• _DOCUMENT PASSAGE_
......
Stream Tomas Barfod’s New Album and Read the Stories Behind His Songs

Tomas Barford

When he’s not keeping time in the Kompakt-approved disco-punk trio WhoMadeWho, drummer/producer Tomas Barfod moonlights as a solo artist with a serious avant-pop sound. Now that his third LP (the plush and tightly arranged Paloma) has landed on record shelves worldwide via Friends of Friends, we thought we’d ask Barfod to give us a tour of the entire affair.

Listen / learn alongside your preferred streaming partner below….

“Grandiose” was one of those ones that just came together—easy and fun. It started when I was on a one-week mini tour, going to such disparate places as Indonesia, Mexico, and Greece. Every second I had I asked [WhoMadeWho guitarist] Jeppe Kjellberg to join me with a keyboard in my hotel room or at a hotel terrace to help getting some chords down. When we came back, it didn’t take long to finish it in the studio.

I know the Foo sisters from way back. Sharin is in the legendary Raveonettes, who are American based but Danish, and Louie was in band called Gianna Factory, which I actually produced an album for some years back. They are both amazing artists that I resect a lot, so I was happy when we got this collab up and running. I kept on changing the instrumental—adding a disco beat, live drums, and percussion, but they insisted on keeping it simple and sticking to the original demo, which we did, and it makes so much sense. Sometimes you lose the perspective when you are in the middle of an album process.

I was actually working on the instrumental for years…. It went from being an almost drum ‘n’ bass rhythm to a very slow, pitched-down beat. I knew the song had something but couldn’t really place it. Then I started talking to Jonas Smith from one of my favourite indie bands Blaue Blume, and when he sent the vocals for it, it all made sense. The song became a bit more poppy than my usual taste, but I love it.

One of the last songs to be made for the album. The thing about making music is that you never know when and how you will hit something; sometimes it takes weeks, sometimes it takes a few hours. Me and Jeppe were playing around in the studio just before the album deadline and we made this trip…. I guess you can tell how playful the session was by listening to the track.

I made this track while I was staying in LA during a heatwave. I guess the climate must have inspired me for something tropical, but no matter how tropical the beat and vocal ended up, I never can stop adding mellow synth pads. That’s kind of my thing.

Yet another Nina K / Barfod track. Not much to say other than I love working with her; her voice and talent is incredible.
......
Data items
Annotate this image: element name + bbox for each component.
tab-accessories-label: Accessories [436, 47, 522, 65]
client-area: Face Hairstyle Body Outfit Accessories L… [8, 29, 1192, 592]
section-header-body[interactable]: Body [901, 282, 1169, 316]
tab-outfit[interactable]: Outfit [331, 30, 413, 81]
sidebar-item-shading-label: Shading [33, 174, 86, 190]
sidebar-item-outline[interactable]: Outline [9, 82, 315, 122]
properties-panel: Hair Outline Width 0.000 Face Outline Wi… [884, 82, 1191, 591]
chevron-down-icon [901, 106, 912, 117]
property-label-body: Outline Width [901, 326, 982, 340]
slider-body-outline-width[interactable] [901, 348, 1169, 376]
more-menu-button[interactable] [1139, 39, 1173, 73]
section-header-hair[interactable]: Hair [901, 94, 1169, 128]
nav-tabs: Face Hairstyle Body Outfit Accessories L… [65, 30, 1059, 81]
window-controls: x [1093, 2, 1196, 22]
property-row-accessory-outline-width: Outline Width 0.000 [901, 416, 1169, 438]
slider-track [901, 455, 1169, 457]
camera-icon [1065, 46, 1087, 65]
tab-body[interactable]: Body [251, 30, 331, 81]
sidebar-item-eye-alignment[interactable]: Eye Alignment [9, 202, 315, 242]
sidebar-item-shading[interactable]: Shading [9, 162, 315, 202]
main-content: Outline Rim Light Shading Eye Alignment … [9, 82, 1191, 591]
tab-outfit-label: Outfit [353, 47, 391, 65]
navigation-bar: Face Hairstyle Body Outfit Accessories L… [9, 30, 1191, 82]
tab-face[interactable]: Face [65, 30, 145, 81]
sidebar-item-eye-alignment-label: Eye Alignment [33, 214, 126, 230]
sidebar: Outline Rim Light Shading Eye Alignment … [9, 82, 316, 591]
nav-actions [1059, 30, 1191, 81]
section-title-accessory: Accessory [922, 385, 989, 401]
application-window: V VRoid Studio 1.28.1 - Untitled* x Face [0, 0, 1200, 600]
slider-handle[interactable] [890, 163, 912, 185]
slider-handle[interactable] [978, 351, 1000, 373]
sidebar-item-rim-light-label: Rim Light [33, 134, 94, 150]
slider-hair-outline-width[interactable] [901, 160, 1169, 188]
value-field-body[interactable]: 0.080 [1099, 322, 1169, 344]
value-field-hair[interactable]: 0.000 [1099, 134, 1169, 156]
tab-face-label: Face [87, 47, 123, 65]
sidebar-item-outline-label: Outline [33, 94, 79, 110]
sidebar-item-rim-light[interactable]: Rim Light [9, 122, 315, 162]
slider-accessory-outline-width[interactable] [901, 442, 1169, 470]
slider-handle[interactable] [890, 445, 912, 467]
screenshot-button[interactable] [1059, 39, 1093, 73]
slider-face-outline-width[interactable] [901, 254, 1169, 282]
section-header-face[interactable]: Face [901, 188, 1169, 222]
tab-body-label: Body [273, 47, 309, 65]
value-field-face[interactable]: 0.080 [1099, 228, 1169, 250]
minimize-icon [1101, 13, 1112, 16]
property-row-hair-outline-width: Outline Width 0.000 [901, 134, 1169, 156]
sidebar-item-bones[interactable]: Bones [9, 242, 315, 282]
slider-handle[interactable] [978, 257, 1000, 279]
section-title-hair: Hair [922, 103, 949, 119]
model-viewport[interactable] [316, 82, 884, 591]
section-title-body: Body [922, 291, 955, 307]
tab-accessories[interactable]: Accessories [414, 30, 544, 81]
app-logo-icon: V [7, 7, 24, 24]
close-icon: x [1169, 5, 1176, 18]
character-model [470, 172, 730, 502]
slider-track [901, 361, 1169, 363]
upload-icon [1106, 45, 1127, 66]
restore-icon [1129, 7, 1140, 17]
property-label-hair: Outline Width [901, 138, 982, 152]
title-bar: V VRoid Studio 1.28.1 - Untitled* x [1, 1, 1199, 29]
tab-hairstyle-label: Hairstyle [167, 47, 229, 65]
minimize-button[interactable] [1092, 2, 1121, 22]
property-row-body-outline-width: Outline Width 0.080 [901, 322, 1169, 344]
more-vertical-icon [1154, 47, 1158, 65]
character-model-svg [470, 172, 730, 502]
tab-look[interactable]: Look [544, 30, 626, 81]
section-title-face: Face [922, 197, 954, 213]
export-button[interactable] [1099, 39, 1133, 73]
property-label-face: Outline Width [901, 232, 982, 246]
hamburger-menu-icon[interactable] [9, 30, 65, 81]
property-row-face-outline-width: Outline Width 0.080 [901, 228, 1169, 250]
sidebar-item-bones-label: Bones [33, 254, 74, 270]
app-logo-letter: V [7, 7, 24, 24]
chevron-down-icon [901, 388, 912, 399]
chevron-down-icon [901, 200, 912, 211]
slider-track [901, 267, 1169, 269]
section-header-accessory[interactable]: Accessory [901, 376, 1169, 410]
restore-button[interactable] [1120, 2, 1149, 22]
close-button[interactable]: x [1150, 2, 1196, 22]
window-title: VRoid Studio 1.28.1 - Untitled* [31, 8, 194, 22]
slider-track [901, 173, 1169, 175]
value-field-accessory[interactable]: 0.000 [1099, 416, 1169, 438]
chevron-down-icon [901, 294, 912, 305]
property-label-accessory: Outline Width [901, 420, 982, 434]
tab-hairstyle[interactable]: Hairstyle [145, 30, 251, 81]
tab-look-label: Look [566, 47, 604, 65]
......
• _STUDY QUESTIONS_
**A)** Which bands are named in the Tomas Barfod article?
**B)** Write out the Tomas Barfod article between "Listen / learn" and "in the studio.", inclusive.

• _ACTIVITY ANSWERS_
**A)**
- WhoMadeWho
- Raveonettes
- Gianna Factory
- Blaue Blume

**B)**
Listen / learn alongside your preferred streaming partner below….

“Grandiose” was one of those ones that just came together—easy and fun. It started when I was on a one-week mini tour, going to such disparate places as Indonesia, Mexico, and Greece. Every second I had I asked [WhoMadeWho guitarist] Jeppe Kjellberg to join me with a keyboard in my hotel room or at a hotel terrace to help getting some chords down. When we came back, it didn’t take long to finish it in the studio.